#### DATA TO PROCESS

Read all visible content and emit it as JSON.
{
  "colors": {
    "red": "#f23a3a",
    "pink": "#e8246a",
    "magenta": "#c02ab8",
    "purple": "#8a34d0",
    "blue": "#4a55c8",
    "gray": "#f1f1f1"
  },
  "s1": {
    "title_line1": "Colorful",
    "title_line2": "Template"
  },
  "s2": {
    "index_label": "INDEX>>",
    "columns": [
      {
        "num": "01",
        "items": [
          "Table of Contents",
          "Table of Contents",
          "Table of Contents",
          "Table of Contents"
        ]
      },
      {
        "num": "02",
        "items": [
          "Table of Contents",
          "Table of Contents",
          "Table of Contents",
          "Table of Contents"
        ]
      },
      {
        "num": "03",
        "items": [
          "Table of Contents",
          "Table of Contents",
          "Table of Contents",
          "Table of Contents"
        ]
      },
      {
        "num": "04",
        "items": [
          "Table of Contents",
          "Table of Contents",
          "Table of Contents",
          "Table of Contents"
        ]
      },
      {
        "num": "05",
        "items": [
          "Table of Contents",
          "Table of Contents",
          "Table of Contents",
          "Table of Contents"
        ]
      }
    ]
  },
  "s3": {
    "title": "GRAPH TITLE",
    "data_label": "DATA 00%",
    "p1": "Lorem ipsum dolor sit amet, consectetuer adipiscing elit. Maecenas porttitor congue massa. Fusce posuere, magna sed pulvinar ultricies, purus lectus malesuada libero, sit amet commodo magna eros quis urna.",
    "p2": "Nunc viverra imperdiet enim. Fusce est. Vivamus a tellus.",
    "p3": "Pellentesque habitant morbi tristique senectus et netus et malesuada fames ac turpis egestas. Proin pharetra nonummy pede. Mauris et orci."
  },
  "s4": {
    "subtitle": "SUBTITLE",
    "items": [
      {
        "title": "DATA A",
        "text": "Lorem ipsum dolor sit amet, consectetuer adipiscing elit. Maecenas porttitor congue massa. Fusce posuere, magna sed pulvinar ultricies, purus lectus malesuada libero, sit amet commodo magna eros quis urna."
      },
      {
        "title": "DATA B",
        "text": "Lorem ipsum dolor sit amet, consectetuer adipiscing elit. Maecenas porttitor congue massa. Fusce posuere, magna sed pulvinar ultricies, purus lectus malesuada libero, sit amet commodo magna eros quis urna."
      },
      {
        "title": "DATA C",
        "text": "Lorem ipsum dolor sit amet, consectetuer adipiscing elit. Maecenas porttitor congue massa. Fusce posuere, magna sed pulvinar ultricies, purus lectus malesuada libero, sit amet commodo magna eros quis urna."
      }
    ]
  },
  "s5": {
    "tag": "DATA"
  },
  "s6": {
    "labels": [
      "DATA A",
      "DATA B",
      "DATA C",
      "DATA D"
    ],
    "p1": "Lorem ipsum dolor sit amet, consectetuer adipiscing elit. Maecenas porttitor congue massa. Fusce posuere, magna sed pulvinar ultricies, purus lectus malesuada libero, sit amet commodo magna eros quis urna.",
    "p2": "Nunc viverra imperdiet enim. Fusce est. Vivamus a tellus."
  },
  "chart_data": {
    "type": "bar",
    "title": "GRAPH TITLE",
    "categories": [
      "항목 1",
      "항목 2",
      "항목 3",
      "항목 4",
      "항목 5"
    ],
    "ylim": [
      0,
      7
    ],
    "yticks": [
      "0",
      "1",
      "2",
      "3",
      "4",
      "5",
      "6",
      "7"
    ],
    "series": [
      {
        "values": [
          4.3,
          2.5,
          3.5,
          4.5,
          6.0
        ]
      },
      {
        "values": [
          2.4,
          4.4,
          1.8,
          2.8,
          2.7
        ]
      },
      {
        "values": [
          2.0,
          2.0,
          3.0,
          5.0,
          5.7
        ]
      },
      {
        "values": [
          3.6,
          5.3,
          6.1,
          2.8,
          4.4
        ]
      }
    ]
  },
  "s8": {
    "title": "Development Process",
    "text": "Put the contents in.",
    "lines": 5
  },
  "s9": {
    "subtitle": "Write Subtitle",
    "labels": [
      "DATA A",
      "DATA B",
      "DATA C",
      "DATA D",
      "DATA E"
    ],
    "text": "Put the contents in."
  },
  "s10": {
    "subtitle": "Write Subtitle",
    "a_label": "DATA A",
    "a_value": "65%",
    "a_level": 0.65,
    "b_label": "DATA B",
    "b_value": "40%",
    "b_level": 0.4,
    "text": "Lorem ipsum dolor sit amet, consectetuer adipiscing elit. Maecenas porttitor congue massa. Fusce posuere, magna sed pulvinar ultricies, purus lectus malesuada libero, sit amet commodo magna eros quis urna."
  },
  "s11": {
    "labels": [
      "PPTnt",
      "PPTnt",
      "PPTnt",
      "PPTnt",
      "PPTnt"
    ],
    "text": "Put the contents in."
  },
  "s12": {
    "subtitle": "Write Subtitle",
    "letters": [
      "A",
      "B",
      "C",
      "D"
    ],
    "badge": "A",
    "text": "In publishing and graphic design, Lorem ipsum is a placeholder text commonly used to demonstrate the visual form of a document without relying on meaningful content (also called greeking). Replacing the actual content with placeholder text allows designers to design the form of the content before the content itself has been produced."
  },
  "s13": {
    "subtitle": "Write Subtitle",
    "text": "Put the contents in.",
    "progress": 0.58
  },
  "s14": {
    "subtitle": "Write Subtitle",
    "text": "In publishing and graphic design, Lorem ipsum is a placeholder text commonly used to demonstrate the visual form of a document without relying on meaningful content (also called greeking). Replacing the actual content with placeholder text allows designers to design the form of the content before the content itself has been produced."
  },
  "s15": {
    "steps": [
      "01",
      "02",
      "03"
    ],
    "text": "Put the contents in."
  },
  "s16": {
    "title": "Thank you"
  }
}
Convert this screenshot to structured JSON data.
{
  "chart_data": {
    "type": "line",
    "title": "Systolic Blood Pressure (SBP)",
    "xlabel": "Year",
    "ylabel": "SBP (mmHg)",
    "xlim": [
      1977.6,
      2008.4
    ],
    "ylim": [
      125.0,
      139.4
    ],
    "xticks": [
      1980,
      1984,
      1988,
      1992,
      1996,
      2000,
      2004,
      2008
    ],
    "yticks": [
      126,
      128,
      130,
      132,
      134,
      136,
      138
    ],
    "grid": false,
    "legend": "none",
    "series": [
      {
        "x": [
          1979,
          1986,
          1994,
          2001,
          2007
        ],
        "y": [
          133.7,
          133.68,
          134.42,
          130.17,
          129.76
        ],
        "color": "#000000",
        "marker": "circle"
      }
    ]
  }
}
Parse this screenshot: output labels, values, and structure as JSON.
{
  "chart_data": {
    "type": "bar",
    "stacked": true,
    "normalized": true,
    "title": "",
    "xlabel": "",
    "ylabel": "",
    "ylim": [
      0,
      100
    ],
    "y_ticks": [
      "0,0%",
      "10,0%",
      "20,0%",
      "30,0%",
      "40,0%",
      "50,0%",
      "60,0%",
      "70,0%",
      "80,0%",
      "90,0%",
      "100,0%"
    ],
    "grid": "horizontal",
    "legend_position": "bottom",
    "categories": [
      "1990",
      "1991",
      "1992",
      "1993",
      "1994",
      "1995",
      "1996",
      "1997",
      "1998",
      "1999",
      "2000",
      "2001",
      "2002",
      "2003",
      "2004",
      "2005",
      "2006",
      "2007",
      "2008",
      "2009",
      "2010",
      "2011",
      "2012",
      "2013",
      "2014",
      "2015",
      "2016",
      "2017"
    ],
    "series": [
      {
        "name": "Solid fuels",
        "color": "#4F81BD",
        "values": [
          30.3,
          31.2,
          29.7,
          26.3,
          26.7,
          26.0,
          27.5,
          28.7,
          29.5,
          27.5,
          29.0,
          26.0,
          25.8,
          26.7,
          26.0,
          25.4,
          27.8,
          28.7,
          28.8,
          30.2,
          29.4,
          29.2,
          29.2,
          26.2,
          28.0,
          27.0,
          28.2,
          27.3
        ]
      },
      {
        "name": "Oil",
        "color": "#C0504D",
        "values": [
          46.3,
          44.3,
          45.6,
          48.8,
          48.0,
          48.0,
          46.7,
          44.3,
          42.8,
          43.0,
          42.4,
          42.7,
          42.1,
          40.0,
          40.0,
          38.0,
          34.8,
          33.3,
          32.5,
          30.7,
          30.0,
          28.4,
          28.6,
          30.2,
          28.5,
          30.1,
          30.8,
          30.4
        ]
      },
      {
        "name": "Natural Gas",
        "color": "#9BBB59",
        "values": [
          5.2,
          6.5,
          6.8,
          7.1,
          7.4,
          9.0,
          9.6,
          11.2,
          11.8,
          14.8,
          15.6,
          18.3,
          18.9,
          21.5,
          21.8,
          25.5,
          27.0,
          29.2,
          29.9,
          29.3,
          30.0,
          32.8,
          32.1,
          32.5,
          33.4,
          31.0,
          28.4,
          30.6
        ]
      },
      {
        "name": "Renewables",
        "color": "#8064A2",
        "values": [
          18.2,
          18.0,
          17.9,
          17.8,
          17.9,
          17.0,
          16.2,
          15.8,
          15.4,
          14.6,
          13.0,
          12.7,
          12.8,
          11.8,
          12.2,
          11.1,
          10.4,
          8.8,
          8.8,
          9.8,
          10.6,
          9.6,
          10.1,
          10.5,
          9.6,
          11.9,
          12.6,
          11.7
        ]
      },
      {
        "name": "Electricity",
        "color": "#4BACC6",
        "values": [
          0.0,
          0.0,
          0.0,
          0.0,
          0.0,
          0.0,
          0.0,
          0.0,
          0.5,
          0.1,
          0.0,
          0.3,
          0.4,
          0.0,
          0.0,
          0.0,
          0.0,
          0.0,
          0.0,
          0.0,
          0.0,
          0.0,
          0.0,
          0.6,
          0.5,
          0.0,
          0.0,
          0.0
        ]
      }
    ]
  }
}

########

== WHAT THE TASK ASKS ==
Copy all lines from the material that include "name".

== FINAL RESULT ==
        "name": "Solid fuels",
        "name": "Oil",
        "name": "Natural Gas",
        "name": "Renewables",
        "name": "Electricity",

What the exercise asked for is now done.